▶ **Short exercise**
Every entry below should be transcribed exactly; pictures stay out of the copy.

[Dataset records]
———
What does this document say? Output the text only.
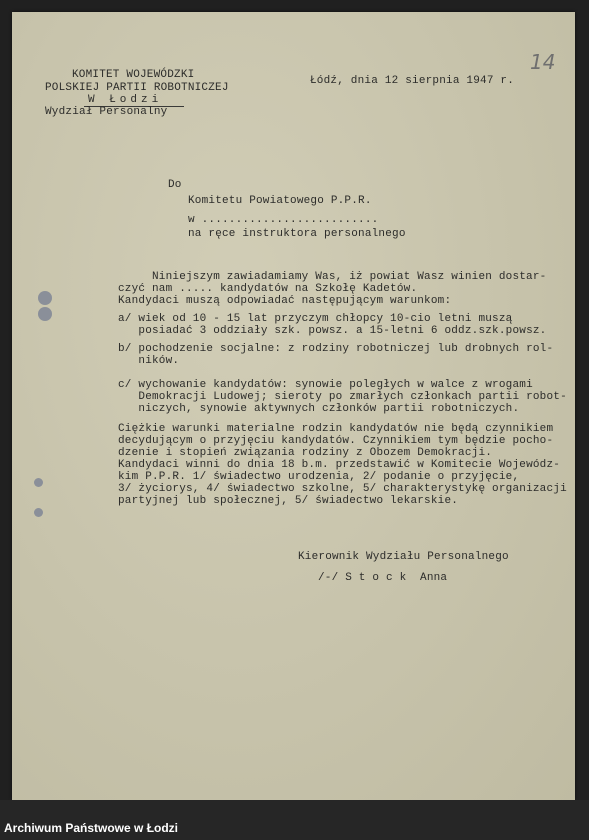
KOMITET WOJEWÓDZKI
POLSKIEJ PARTII ROBOTNICZEJ
W Łodzi
Wydział Personalny
Łódź, dnia 12 sierpnia 1947 r.
14
Do
Komitetu Powiatowego P.P.R.
w ..........................
na ręce instruktora personalnego
Niniejszym zawiadamiamy Was, iż powiat Wasz winien dostar-
czyć nam ..... kandydatów na Szkołę Kadetów.
Kandydaci muszą odpowiadać następującym warunkom:
a/ wiek od 10 - 15 lat przyczym chłopcy 10-cio letni muszą
posiadać 3 oddziały szk. powsz. a 15-letni 6 oddz.szk.powsz.
b/ pochodzenie socjalne: z rodziny robotniczej lub drobnych rol-
ników.
c/ wychowanie kandydatów: synowie poległych w walce z wrogami
Demokracji Ludowej; sieroty po zmarłych członkach partii robot-
niczych, synowie aktywnych członków partii robotniczych.
Ciężkie warunki materialne rodzin kandydatów nie będą czynnikiem
decydującym o przyjęciu kandydatów. Czynnikiem tym będzie pocho-
dzenie i stopień związania rodziny z Obozem Demokracji.
Kandydaci winni do dnia 18 b.m. przedstawić w Komitecie Wojewódz-
kim P.P.R. 1/ świadectwo urodzenia, 2/ podanie o przyjęcie,
3/ życiorys, 4/ świadectwo szkolne, 5/ charakterystykę organizacji
partyjnej lub społecznej, 5/ świadectwo lekarskie.
Kierownik Wydziału Personalnego
/-/ S t o c k  Anna
Archiwum Państwowe w Łodzi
———
▶ **Written response**
What does this document say? Output the text only.
KOMITET WOJEWÓDZKI
POLSKIEJ PARTII ROBOTNICZEJ
W Łodzi
Wydział Personalny
Łódź, dnia 12 sierpnia 1947 r.
14
Do
Komitetu Powiatowego P.P.R.
w ..........................
na ręce instruktora personalnego
Niniejszym zawiadamiamy Was, iż powiat Wasz winien dostar-
czyć nam ..... kandydatów na Szkołę Kadetów.
Kandydaci muszą odpowiadać następującym warunkom:
a/ wiek od 10 - 15 lat przyczym chłopcy 10-cio letni muszą
posiadać 3 oddziały szk. powsz. a 15-letni 6 oddz.szk.powsz.
b/ pochodzenie socjalne: z rodziny robotniczej lub drobnych rol-
ników.
c/ wychowanie kandydatów: synowie poległych w walce z wrogami
Demokracji Ludowej; sieroty po zmarłych członkach partii robot-
niczych, synowie aktywnych członków partii robotniczych.
Ciężkie warunki materialne rodzin kandydatów nie będą czynnikiem
decydującym o przyjęciu kandydatów. Czynnikiem tym będzie pocho-
dzenie i stopień związania rodziny z Obozem Demokracji.
Kandydaci winni do dnia 18 b.m. przedstawić w Komitecie Wojewódz-
kim P.P.R. 1/ świadectwo urodzenia, 2/ podanie o przyjęcie,
3/ życiorys, 4/ świadectwo szkolne, 5/ charakterystykę organizacji
partyjnej lub społecznej, 5/ świadectwo lekarskie.
Kierownik Wydziału Personalnego
/-/ S t o c k  Anna
Archiwum Państwowe w Łodzi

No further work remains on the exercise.